----- SUPPLIED INFORMATION -----
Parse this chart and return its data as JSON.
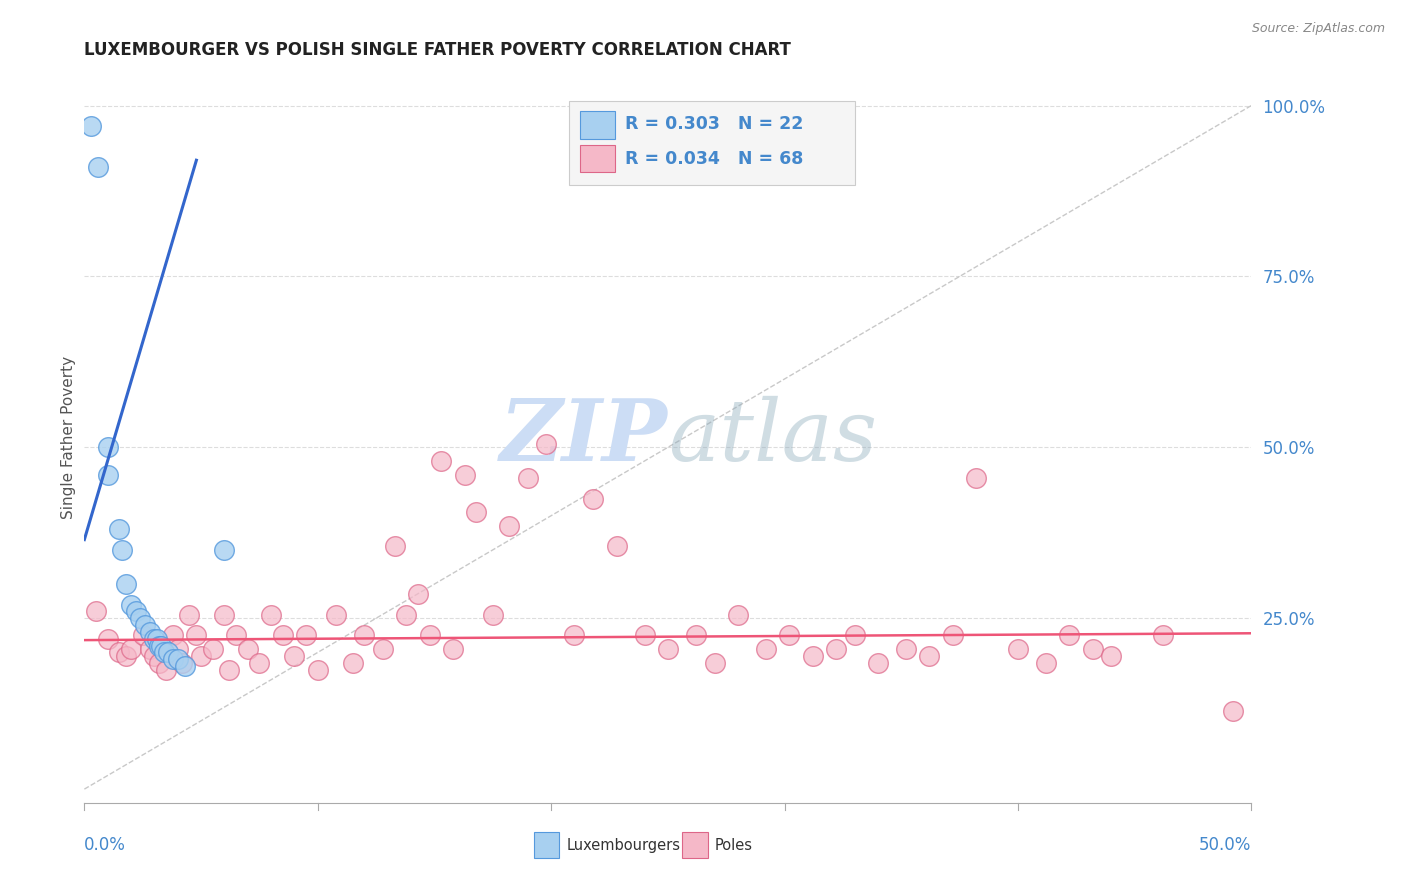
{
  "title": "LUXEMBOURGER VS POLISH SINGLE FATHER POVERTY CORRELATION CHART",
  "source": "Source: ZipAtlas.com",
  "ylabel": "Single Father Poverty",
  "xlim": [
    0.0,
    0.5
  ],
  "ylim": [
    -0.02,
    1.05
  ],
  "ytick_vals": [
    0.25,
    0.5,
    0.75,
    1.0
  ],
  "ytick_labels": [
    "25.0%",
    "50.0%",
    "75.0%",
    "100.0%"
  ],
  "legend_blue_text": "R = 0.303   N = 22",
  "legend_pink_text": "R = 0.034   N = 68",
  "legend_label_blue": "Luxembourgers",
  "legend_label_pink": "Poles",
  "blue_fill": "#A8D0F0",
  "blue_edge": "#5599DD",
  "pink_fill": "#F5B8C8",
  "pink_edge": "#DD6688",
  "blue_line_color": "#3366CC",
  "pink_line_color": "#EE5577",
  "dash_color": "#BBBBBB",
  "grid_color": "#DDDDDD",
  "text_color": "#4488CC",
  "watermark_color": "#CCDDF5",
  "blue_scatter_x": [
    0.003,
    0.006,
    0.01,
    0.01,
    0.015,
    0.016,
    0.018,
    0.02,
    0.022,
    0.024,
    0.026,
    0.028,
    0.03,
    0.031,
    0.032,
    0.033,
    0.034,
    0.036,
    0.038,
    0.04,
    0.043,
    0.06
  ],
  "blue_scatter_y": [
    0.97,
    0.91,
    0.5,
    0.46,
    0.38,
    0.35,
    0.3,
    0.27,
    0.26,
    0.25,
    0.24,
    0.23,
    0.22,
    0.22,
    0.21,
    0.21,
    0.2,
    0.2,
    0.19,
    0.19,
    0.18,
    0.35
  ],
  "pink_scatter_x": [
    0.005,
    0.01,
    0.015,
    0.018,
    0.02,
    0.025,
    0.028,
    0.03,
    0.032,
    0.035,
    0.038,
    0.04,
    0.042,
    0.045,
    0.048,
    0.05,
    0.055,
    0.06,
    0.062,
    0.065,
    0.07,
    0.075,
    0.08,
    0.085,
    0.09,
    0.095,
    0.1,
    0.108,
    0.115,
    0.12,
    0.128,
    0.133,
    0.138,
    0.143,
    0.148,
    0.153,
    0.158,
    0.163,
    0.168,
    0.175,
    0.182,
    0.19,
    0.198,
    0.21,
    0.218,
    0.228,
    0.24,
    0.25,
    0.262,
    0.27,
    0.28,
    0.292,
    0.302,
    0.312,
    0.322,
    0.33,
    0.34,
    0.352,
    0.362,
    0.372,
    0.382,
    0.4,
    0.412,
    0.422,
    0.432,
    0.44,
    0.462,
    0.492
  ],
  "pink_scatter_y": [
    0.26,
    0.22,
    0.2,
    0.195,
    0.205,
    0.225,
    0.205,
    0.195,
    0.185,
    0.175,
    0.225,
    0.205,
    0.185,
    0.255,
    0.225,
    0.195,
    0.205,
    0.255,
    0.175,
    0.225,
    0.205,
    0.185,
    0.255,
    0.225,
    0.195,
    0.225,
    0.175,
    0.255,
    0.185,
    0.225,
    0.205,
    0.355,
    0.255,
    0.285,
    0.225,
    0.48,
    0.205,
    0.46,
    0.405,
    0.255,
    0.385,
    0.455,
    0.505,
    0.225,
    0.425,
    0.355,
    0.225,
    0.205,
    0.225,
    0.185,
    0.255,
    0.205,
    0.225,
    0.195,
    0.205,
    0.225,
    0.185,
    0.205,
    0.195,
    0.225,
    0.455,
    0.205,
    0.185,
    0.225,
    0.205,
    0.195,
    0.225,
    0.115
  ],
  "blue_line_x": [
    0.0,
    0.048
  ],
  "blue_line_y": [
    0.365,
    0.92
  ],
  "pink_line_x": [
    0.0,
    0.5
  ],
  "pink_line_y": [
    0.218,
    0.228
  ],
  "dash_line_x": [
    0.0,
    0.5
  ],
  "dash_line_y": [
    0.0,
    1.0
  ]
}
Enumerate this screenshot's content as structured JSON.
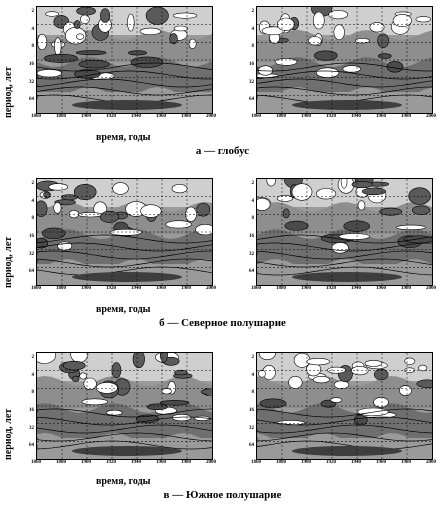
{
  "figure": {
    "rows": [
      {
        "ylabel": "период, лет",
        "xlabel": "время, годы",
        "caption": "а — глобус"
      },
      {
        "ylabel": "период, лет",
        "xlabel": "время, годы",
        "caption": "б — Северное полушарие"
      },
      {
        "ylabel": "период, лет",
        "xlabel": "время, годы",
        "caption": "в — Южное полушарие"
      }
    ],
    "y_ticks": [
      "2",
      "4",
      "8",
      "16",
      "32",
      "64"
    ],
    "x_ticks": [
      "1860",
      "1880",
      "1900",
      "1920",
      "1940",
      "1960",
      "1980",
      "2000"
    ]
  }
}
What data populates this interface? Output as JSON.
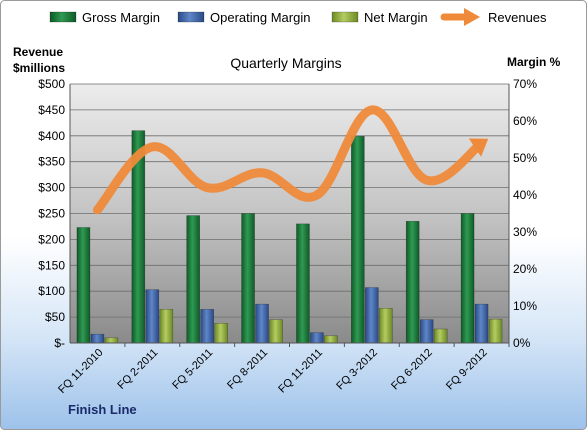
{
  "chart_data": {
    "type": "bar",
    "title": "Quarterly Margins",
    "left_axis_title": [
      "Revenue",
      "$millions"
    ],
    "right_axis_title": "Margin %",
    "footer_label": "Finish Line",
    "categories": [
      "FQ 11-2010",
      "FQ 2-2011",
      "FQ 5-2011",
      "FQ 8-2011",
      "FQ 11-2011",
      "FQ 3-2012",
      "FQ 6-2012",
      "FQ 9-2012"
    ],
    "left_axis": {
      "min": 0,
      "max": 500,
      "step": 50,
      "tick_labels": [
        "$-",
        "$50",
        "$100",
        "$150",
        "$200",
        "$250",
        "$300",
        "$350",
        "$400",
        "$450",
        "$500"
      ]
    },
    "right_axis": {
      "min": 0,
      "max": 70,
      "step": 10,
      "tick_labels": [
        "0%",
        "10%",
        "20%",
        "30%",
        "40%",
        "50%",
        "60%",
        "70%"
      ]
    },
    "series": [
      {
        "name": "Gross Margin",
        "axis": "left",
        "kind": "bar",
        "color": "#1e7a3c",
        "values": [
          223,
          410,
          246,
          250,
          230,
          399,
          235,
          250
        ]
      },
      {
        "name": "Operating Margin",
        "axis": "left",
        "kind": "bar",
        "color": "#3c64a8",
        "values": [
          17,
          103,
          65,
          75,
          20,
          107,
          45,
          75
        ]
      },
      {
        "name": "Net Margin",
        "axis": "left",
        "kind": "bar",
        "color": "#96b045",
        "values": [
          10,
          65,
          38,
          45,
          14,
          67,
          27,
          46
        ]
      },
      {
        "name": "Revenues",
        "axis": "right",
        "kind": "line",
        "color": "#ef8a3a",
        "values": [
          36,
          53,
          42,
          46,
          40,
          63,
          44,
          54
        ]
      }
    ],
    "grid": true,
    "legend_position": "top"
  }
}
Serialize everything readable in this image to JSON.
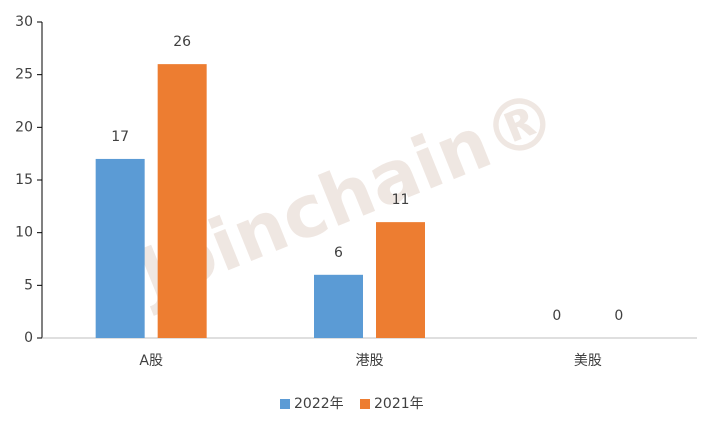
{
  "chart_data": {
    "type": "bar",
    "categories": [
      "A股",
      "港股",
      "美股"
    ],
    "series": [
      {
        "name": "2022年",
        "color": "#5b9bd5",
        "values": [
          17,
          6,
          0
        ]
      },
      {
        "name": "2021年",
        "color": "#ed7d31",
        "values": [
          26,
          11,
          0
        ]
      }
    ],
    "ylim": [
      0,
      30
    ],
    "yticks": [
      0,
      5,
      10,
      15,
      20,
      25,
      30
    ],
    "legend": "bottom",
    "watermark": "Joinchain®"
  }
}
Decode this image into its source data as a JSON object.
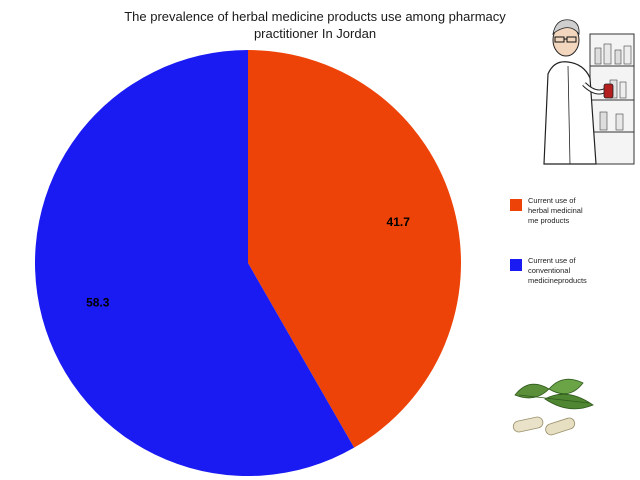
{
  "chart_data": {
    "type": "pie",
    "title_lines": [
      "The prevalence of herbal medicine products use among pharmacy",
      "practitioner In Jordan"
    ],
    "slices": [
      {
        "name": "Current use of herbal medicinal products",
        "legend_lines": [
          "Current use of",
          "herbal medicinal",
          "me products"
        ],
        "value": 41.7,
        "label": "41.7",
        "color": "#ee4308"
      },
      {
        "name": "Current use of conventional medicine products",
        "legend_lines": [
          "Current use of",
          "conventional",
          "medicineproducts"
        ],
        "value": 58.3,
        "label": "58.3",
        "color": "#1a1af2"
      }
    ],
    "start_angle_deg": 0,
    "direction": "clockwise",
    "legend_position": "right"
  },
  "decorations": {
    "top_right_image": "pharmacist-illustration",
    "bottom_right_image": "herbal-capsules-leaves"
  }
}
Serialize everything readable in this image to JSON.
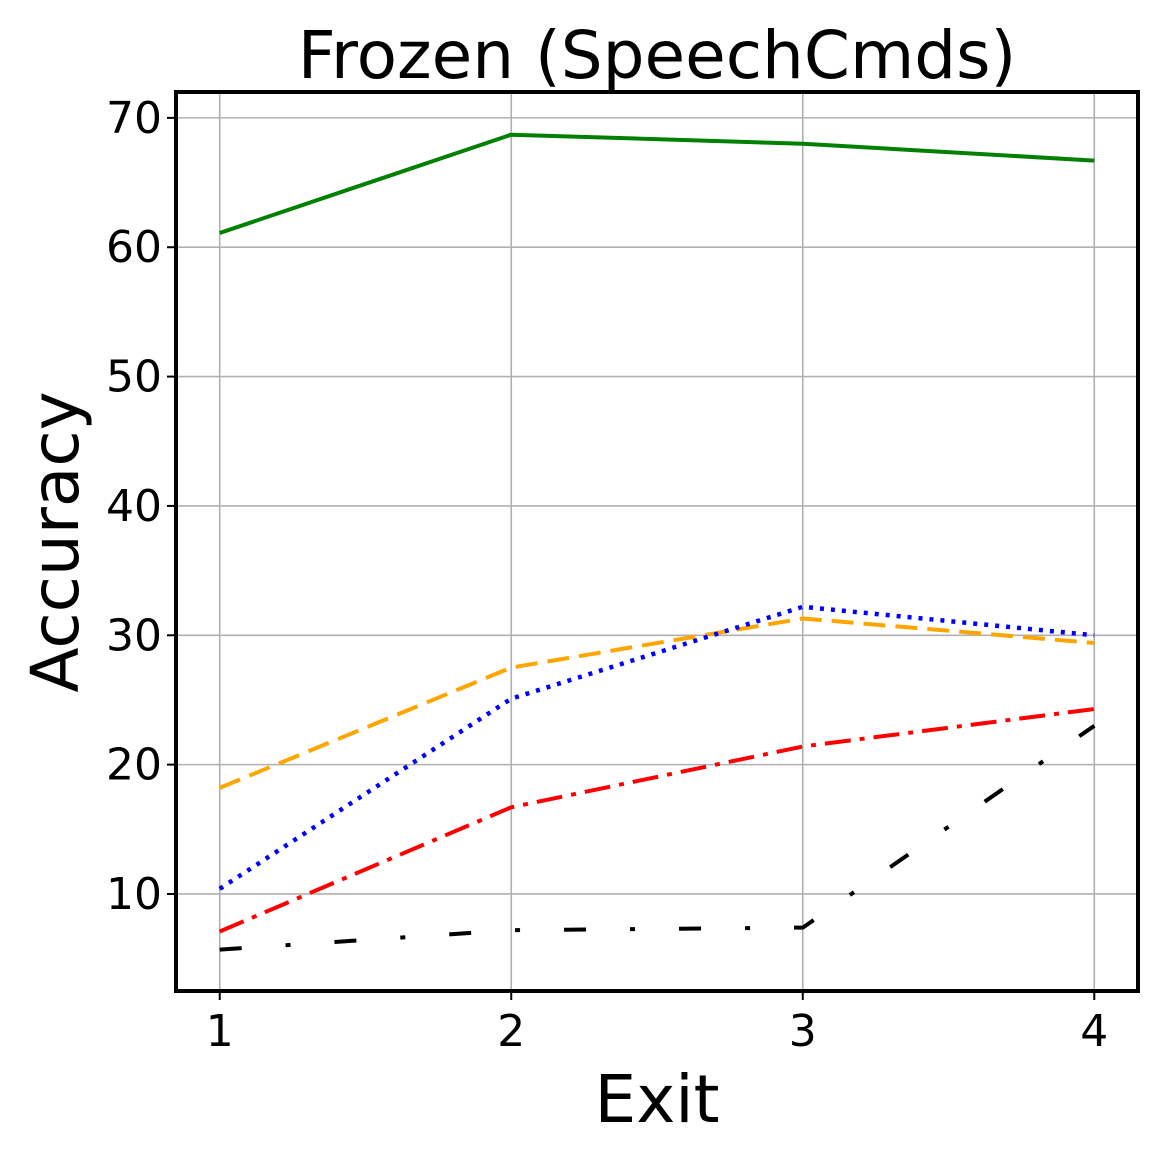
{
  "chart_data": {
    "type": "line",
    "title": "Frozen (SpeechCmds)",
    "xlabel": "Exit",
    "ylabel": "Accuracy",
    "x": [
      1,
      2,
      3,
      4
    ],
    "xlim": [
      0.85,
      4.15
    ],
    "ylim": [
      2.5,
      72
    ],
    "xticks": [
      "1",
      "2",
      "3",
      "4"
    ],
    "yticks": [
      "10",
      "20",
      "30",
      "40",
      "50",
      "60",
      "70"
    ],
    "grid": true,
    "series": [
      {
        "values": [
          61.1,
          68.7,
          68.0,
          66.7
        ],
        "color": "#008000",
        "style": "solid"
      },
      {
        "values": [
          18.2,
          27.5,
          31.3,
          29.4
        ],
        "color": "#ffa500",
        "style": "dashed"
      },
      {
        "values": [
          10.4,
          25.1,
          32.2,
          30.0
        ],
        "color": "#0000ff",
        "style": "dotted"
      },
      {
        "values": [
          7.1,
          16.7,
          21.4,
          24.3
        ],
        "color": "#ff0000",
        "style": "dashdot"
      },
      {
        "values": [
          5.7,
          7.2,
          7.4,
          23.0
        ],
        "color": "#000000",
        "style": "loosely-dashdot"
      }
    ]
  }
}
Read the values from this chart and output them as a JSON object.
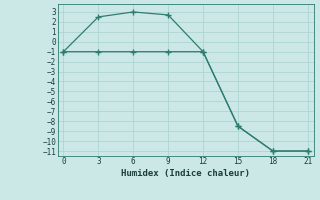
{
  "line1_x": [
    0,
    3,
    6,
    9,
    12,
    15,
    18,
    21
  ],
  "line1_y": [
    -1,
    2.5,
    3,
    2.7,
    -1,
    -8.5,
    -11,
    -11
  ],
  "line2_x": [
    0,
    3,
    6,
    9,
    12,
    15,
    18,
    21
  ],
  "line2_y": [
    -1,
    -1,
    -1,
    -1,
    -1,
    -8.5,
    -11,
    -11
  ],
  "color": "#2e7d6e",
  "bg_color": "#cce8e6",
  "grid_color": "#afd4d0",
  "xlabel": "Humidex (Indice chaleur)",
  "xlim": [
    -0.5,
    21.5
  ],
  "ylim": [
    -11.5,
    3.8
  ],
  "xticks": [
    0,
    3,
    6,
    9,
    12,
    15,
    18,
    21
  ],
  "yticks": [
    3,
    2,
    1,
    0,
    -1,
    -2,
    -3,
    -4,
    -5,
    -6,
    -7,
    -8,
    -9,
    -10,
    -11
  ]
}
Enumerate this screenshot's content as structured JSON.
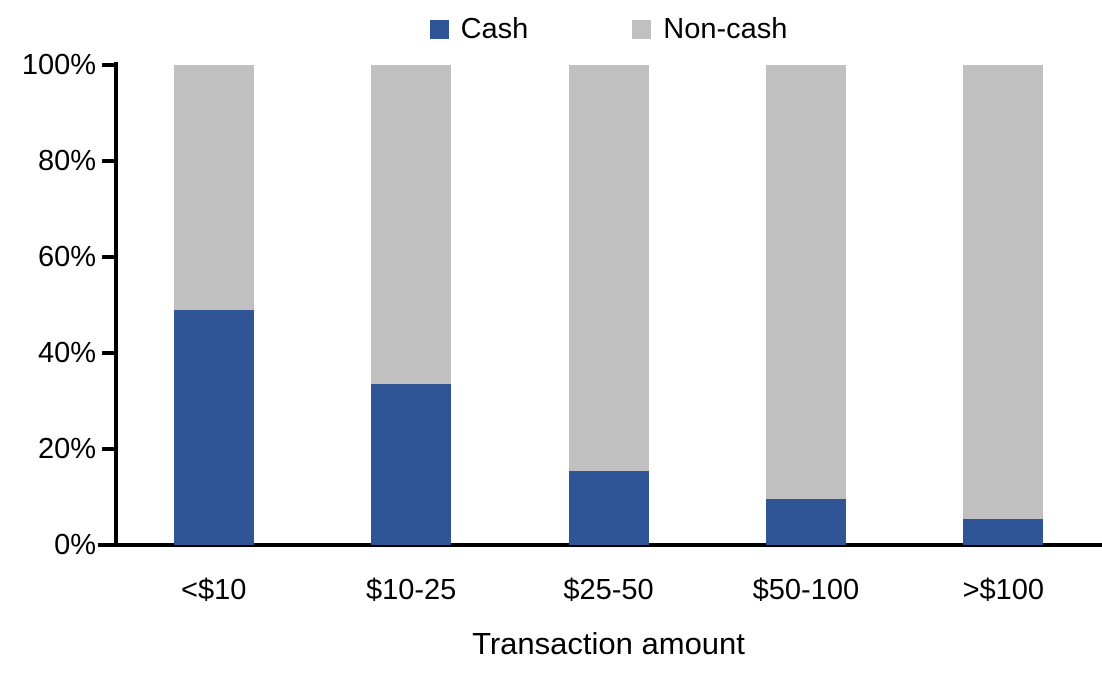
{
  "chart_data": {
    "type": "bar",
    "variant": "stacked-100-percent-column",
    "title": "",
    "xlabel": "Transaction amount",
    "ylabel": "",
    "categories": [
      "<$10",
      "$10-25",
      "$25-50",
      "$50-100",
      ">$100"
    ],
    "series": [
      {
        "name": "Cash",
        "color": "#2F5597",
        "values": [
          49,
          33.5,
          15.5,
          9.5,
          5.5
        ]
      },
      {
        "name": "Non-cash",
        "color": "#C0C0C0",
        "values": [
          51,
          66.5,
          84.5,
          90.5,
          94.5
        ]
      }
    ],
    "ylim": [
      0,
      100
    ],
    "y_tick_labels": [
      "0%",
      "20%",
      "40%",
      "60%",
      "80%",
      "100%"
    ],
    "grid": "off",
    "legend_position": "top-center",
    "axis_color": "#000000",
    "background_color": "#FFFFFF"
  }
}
-----
:: WRITTEN PROBLEM ::
Wherever the word "conventional" occurs in a line of the listing, copy that line.

:: SOLUTION ::
        "name": "Current use of conventional medicine products",
          "conventional",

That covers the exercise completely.